Smart mobility and mobility ecosystems — when we converse with various representatives of the logistics and mobility sector about their visions of mobility in the near future, these terms come up again and again. But what exactly do they mean, and what role do data play here? We have been delving deeply into this issue in recent months as part of the study described here. This preview gives you a foretaste of the topics that you can expect to find over the course of the coming year.
Smart mobility is defined as a service that enables energy-efficient, low-emission, safe, convenient, and low-cost mobility. At this time, there is no uniform understanding in the GAS region of what constitutes smart mobility; this is the conclusion that can be drawn from our intense dialogs with numerous mobility experts. But however much the opinions among the colleagues from the industry about the building blocks and dimensions of smart mobility may differ, one thing becomes clear: Digitalization is functioning as a major driver and enabler for smart mobility solutions. In competing for the favors of customers, large volumes of data are already being collected today — in part, without system or structure. The idea is to develop new services and products or to optimize current products and services on the basis of these data. So much for idealistic theory. Is actual practice keeping pace with this thought?
Detecons smart mobility study
To get to the bottom of this and other questions, we have conducted a comprehensive smart mobility study. It involved the investigation of relevant issues revolving around the framework and potential of smart mobility. In addition, the study describes what building blocks and what established as well as up and coming players are required if a mobility ecosystem is to function properly. Our examinations focus on the sensible use of data and the key hubs or platforms of the system. Whether fundamental guarantees of success or even obstacles to data-driven mobility services and products must be considered are only some of the aspects that we question critically and illuminate for you.
This preview article presents the first propositions based on the conclusions of the study.
The results of the study are summarized in succinct propositions based on qualitative personal or telephone interviews with representatives of renowned companies of the mobility sector in the GAS region. These interviews — dialogs lasting several hours on the basis of detailed questionnaires adapted in each case to the specific expertise of the surveyed respondents — have produced highly revealing findings, and some of them will surprise you!

> _Given information_
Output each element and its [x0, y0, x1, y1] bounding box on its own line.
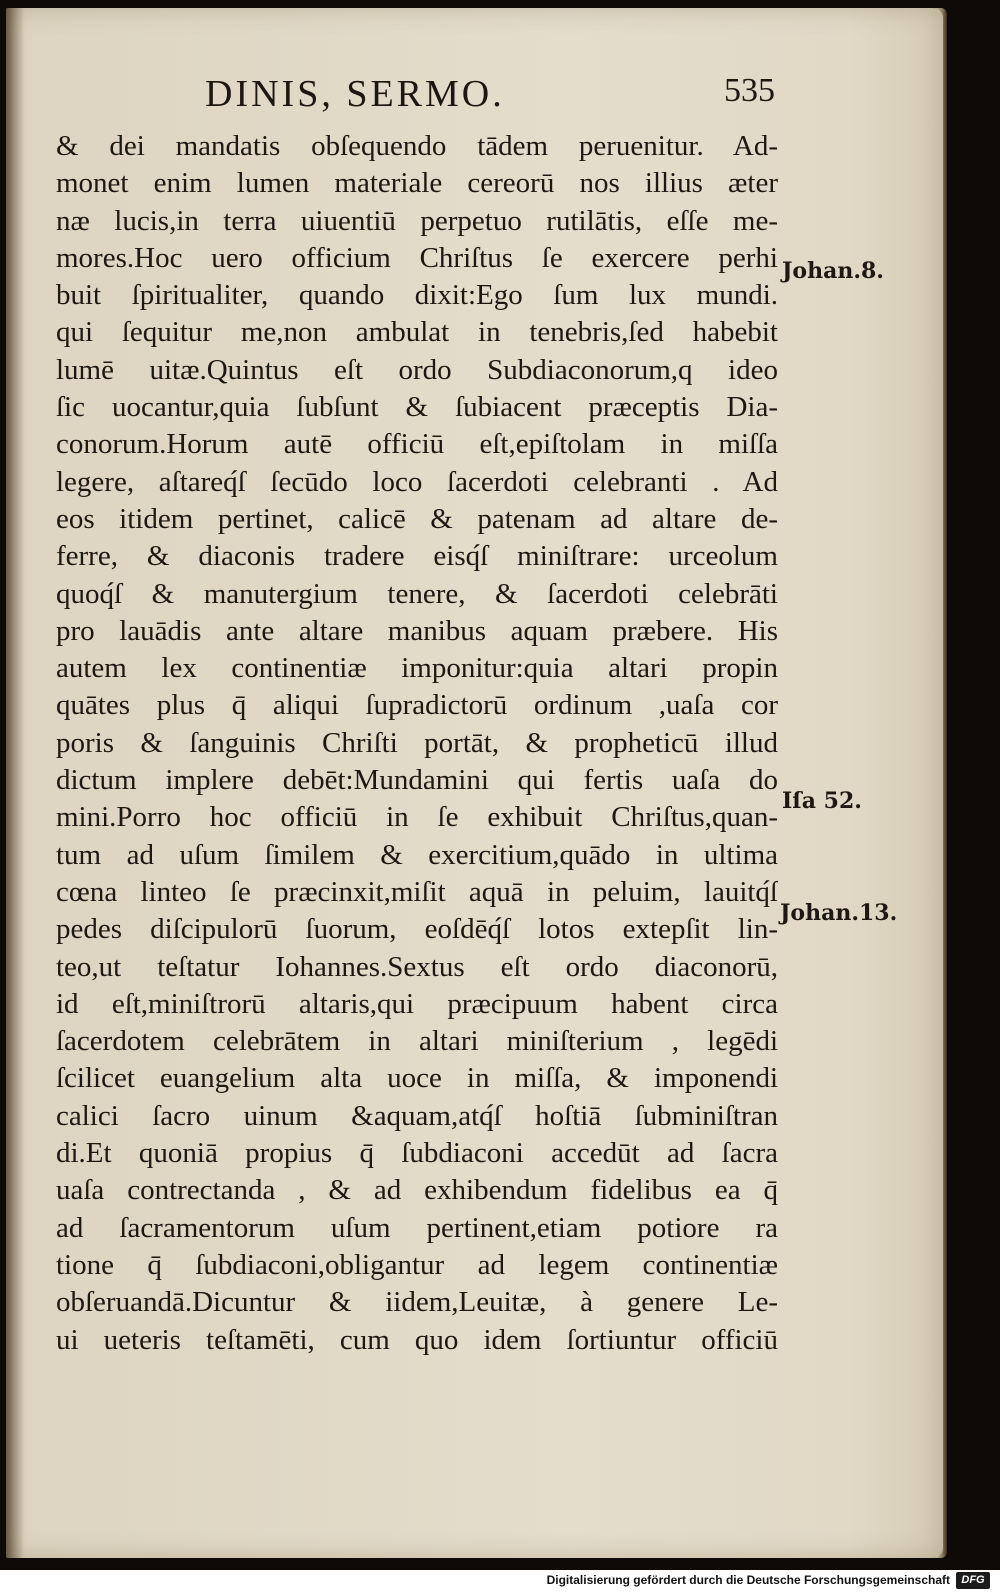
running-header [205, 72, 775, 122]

> _What you need to do_
[a] According to the smart mobility text, what functions as a major driver and enabler for smart mobility solutions?
[b] Return the passage of the smart mobility text from "Smart mobility and" up to and including "the coming year.", word for word.

> _Task solutions_
[a] Digitalization

[b]
Smart mobility and mobility ecosystems — when we converse with various representatives of the logistics and mobility sector about their visions of mobility in the near future, these terms come up again and again. But what exactly do they mean, and what role do data play here? We have been delving deeply into this issue in recent months as part of the study described here. This preview gives you a foretaste of the topics that you can expect to find over the course of the coming year.